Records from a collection
↓

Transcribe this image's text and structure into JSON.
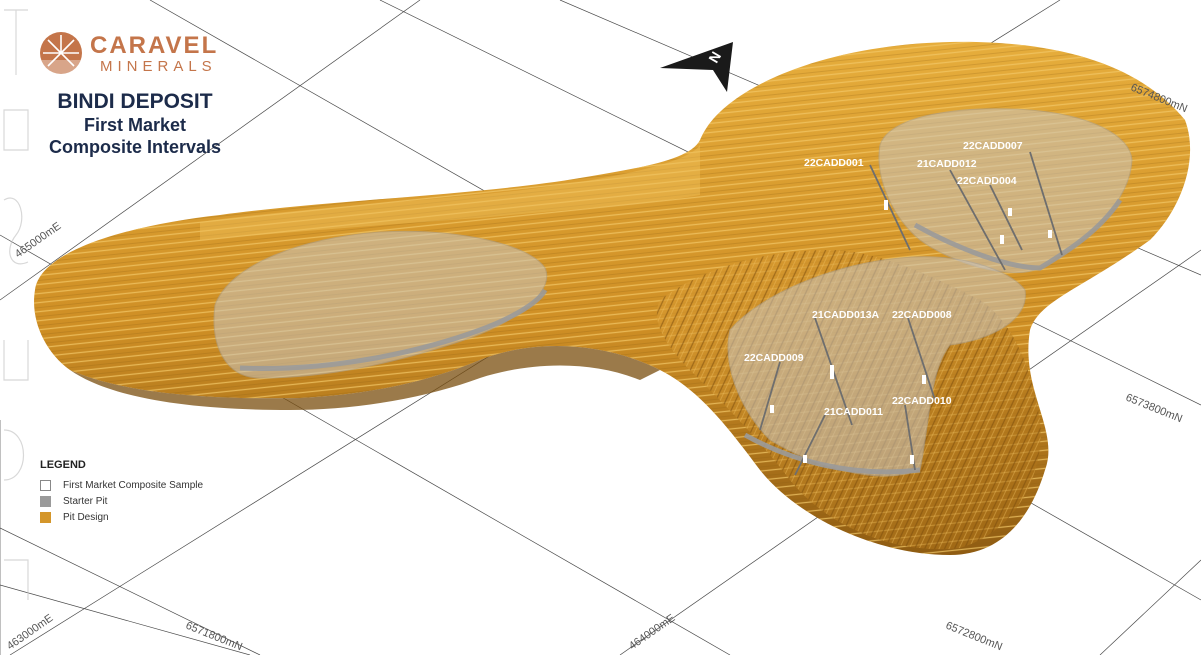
{
  "brand": {
    "name": "CARAVEL",
    "sub": "MINERALS",
    "color": "#c4754a"
  },
  "title": {
    "line1": "BINDI DEPOSIT",
    "line2": "First Market",
    "line3": "Composite Intervals",
    "color": "#1c2b4a"
  },
  "north_arrow": {
    "label": "N",
    "icon": "north-arrow-icon"
  },
  "grid_labels": {
    "e_463000": "463000mE",
    "e_464000": "464000mE",
    "e_465000": "465000mE",
    "n_6571800": "6571800mN",
    "n_6572800": "6572800mN",
    "n_6573800": "6573800mN",
    "n_6574800": "6574800mN"
  },
  "drillholes": [
    "22CADD001",
    "21CADD012",
    "22CADD007",
    "22CADD004",
    "21CADD013A",
    "22CADD008",
    "22CADD009",
    "22CADD010",
    "21CADD011"
  ],
  "legend": {
    "title": "LEGEND",
    "items": [
      {
        "label": "First Market Composite Sample",
        "color": "#ffffff"
      },
      {
        "label": "Starter Pit",
        "color": "#9a9a9a"
      },
      {
        "label": "Pit Design",
        "color": "#d4962a"
      }
    ]
  },
  "colors": {
    "pit": "#d4962a",
    "pit_dark": "#8a5a10",
    "starter_pit": "#b9b7b3",
    "grid": "#555555"
  }
}
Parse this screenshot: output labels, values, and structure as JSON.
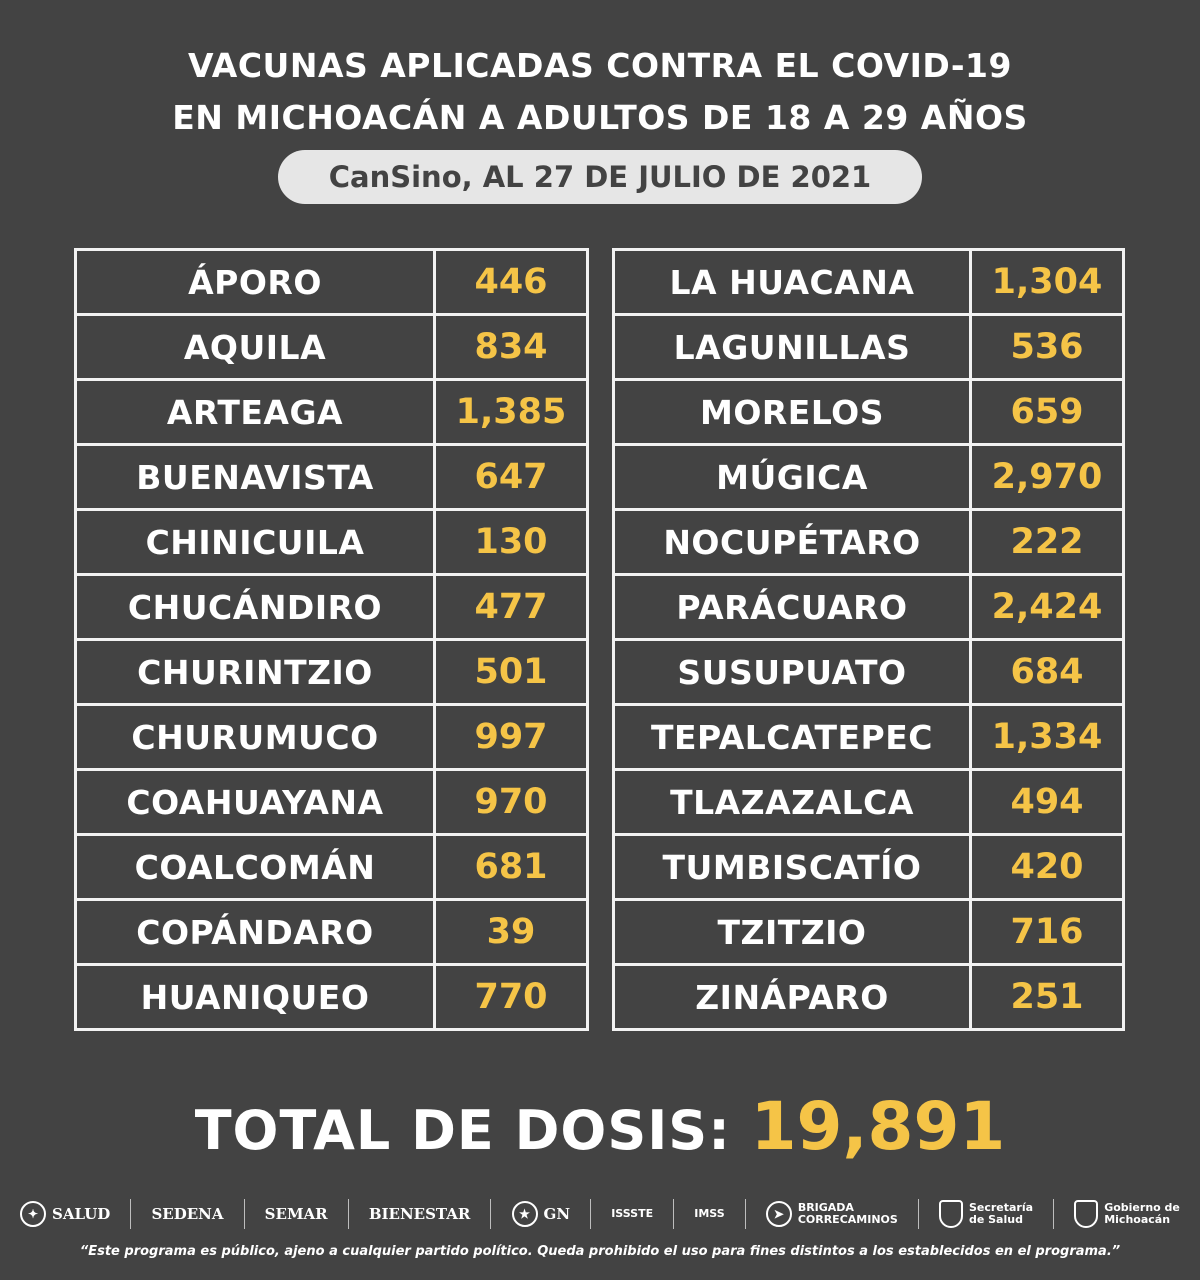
{
  "header": {
    "line1_a": "VACUNAS APLICADAS ",
    "line1_b": "CONTRA EL COVID-19",
    "line2": "EN MICHOACÁN A ADULTOS DE 18 A 29 AÑOS",
    "subtitle": "CanSino, AL 27 DE JULIO DE 2021"
  },
  "left_table": [
    {
      "name": "ÁPORO",
      "value": "446"
    },
    {
      "name": "AQUILA",
      "value": "834"
    },
    {
      "name": "ARTEAGA",
      "value": "1,385"
    },
    {
      "name": "BUENAVISTA",
      "value": "647"
    },
    {
      "name": "CHINICUILA",
      "value": "130"
    },
    {
      "name": "CHUCÁNDIRO",
      "value": "477"
    },
    {
      "name": "CHURINTZIO",
      "value": "501"
    },
    {
      "name": "CHURUMUCO",
      "value": "997"
    },
    {
      "name": "COAHUAYANA",
      "value": "970"
    },
    {
      "name": "COALCOMÁN",
      "value": "681"
    },
    {
      "name": "COPÁNDARO",
      "value": "39"
    },
    {
      "name": "HUANIQUEO",
      "value": "770"
    }
  ],
  "right_table": [
    {
      "name": "LA HUACANA",
      "value": "1,304"
    },
    {
      "name": "LAGUNILLAS",
      "value": "536"
    },
    {
      "name": "MORELOS",
      "value": "659"
    },
    {
      "name": "MÚGICA",
      "value": "2,970"
    },
    {
      "name": "NOCUPÉTARO",
      "value": "222"
    },
    {
      "name": "PARÁCUARO",
      "value": "2,424"
    },
    {
      "name": "SUSUPUATO",
      "value": "684"
    },
    {
      "name": "TEPALCATEPEC",
      "value": "1,334"
    },
    {
      "name": "TLAZAZALCA",
      "value": "494"
    },
    {
      "name": "TUMBISCATÍO",
      "value": "420"
    },
    {
      "name": "TZITZIO",
      "value": "716"
    },
    {
      "name": "ZINÁPARO",
      "value": "251"
    }
  ],
  "total": {
    "label": "TOTAL DE DOSIS: ",
    "value": "19,891"
  },
  "logos": {
    "salud": "SALUD",
    "sedena": "SEDENA",
    "semar": "SEMAR",
    "bienestar": "BIENESTAR",
    "gn": "GN",
    "issste": "ISSSTE",
    "imss": "IMSS",
    "brigada_1": "BRIGADA",
    "brigada_2": "CORRECAMINOS",
    "secretaria_1": "Secretaría",
    "secretaria_2": "de Salud",
    "gobierno_1": "Gobierno de",
    "gobierno_2": "Michoacán"
  },
  "colors": {
    "background": "#434343",
    "accent": "#f5c447",
    "pill": "#e6e6e6"
  },
  "disclaimer": "“Este programa es público, ajeno a cualquier partido político. Queda prohibido el uso para fines distintos a los establecidos en el programa.”"
}
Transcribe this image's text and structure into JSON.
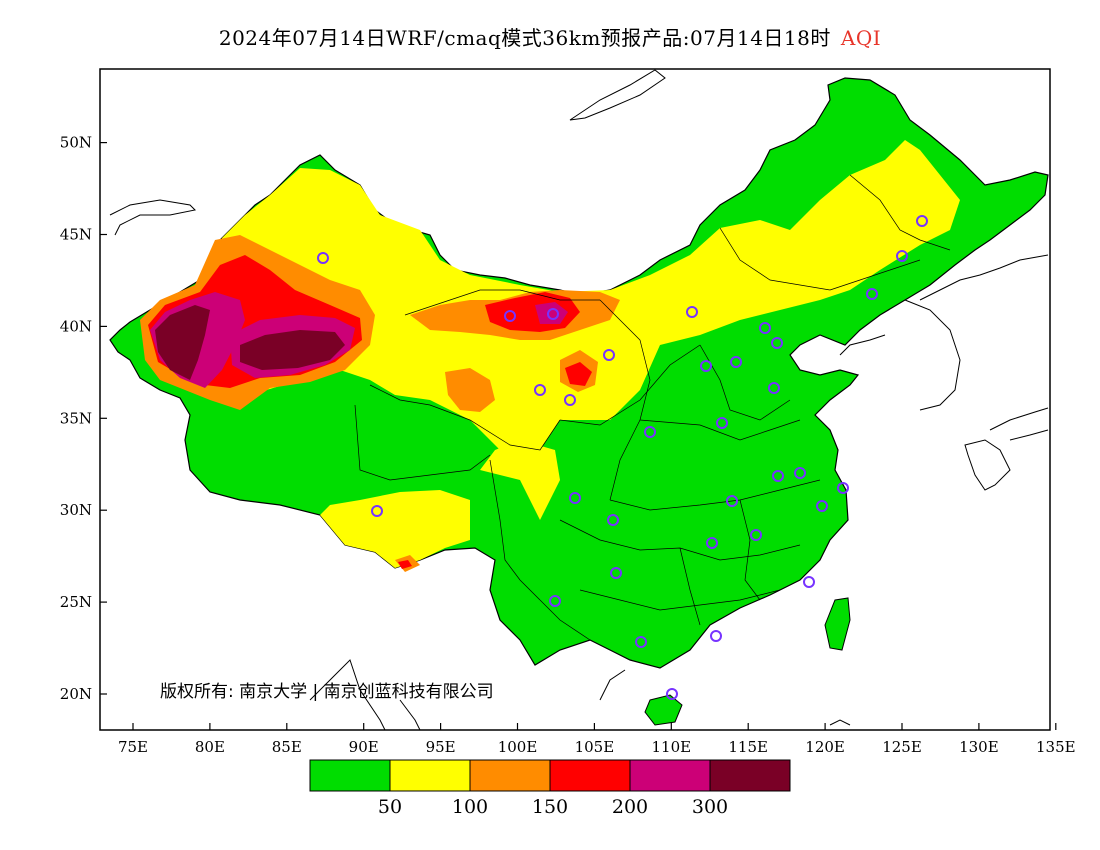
{
  "title": {
    "main": "2024年07月14日WRF/cmaq模式36km预报产品:07月14日18时",
    "variable": "AQI"
  },
  "axes": {
    "x_ticks": [
      "75E",
      "80E",
      "85E",
      "90E",
      "95E",
      "100E",
      "105E",
      "110E",
      "115E",
      "120E",
      "125E",
      "130E",
      "135E"
    ],
    "y_ticks": [
      "20N",
      "25N",
      "30N",
      "35N",
      "40N",
      "45N",
      "50N"
    ]
  },
  "copyright": "版权所有: 南京大学 | 南京创蓝科技有限公司",
  "legend": {
    "colors": [
      "#00dd00",
      "#ffff00",
      "#ff8c00",
      "#ff0000",
      "#cc0077",
      "#7a0026"
    ],
    "labels": [
      "50",
      "100",
      "150",
      "200",
      "300"
    ]
  },
  "colors": {
    "good": "#00dd00",
    "moderate": "#ffff00",
    "usg": "#ff8c00",
    "unhealthy": "#ff0000",
    "very_unhealthy": "#cc0077",
    "hazardous": "#7a0026",
    "station_marker": "#7733ff"
  }
}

↑

### THE REQUEST
Pull out every line of the records above that contains the word "Composite".

### RESULT
    "line3": "Composite Intervals",
        "label": "First Market Composite Sample",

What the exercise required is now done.